| TO BE DONE |
Lines containing the word "help" are the ones to copy from the records below.

| PROVIDED RECORDS |
========================

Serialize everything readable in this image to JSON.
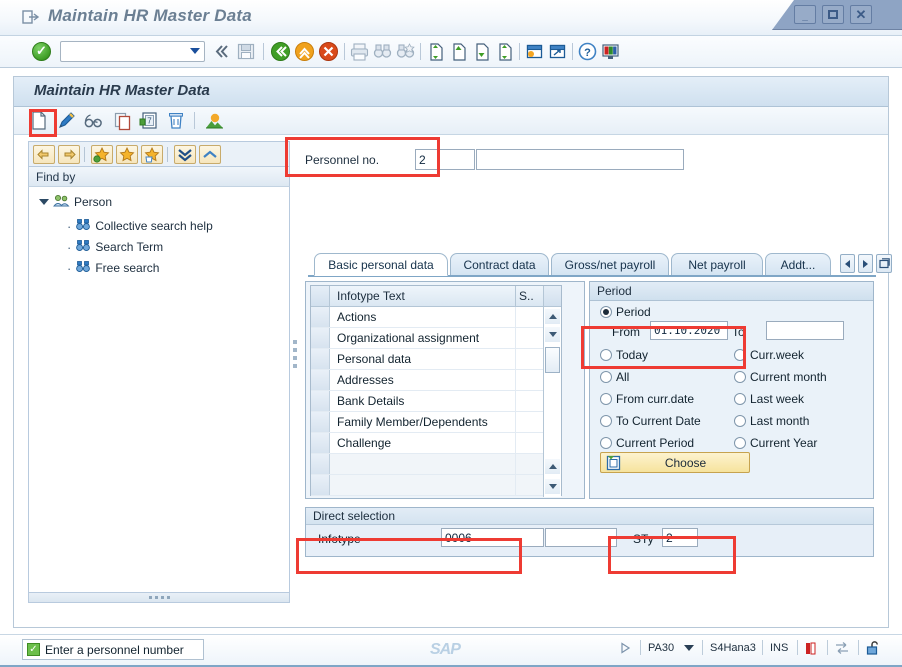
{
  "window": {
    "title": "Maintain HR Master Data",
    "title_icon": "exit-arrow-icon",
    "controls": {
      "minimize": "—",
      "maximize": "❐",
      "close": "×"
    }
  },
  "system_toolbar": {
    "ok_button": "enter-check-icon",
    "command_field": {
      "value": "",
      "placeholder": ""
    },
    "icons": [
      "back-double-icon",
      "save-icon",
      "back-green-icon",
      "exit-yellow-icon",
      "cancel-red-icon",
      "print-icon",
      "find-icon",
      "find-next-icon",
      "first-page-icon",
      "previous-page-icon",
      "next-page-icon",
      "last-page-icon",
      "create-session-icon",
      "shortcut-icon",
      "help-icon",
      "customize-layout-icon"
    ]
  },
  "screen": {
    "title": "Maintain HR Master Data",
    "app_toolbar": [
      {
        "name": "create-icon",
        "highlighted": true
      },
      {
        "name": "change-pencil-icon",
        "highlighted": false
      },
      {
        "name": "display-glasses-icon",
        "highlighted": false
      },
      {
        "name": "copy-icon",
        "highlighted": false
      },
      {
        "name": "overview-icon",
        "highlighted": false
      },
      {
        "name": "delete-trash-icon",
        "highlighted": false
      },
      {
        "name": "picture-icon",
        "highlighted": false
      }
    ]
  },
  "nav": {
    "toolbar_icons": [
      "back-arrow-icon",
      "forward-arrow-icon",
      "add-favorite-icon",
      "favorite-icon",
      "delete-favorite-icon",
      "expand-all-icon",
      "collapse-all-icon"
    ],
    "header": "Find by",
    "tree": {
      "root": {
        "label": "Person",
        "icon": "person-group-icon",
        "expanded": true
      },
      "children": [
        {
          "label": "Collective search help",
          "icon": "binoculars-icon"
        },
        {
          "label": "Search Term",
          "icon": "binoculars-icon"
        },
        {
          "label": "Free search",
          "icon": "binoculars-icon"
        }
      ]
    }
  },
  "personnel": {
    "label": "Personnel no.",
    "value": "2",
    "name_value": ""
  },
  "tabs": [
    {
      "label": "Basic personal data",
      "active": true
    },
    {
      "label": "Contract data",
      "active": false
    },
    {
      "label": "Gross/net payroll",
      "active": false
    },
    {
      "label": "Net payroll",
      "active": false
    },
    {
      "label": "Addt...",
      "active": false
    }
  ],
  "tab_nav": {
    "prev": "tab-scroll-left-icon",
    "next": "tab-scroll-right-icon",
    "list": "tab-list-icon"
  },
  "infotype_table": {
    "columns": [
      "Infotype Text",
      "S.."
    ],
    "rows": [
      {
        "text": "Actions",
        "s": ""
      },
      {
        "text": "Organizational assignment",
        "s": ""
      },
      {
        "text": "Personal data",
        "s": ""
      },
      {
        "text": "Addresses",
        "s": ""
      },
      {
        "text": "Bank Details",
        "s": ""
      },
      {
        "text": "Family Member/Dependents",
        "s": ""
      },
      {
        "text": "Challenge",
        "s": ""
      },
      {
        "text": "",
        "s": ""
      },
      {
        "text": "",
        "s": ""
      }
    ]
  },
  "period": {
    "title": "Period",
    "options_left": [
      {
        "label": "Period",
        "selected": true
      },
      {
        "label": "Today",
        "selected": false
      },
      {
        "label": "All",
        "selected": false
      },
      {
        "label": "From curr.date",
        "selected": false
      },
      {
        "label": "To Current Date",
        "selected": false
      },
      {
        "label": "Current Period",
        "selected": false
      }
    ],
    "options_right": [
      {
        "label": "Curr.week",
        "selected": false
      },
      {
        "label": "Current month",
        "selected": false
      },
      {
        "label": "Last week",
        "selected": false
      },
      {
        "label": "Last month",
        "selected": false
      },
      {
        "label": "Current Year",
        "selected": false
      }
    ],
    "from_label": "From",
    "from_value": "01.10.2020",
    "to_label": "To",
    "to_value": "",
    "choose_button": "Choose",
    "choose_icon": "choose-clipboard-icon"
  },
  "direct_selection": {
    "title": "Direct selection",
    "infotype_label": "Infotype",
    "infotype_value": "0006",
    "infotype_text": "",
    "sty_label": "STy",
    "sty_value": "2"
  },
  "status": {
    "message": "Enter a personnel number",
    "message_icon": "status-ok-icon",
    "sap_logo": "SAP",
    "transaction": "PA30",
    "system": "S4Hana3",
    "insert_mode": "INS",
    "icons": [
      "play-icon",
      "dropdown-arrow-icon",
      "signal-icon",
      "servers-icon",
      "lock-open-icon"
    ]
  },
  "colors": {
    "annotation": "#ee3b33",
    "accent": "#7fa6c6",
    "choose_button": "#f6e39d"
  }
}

========================

| EXERCISE RESPONSE |
      "help-icon",
          "label": "Collective search help",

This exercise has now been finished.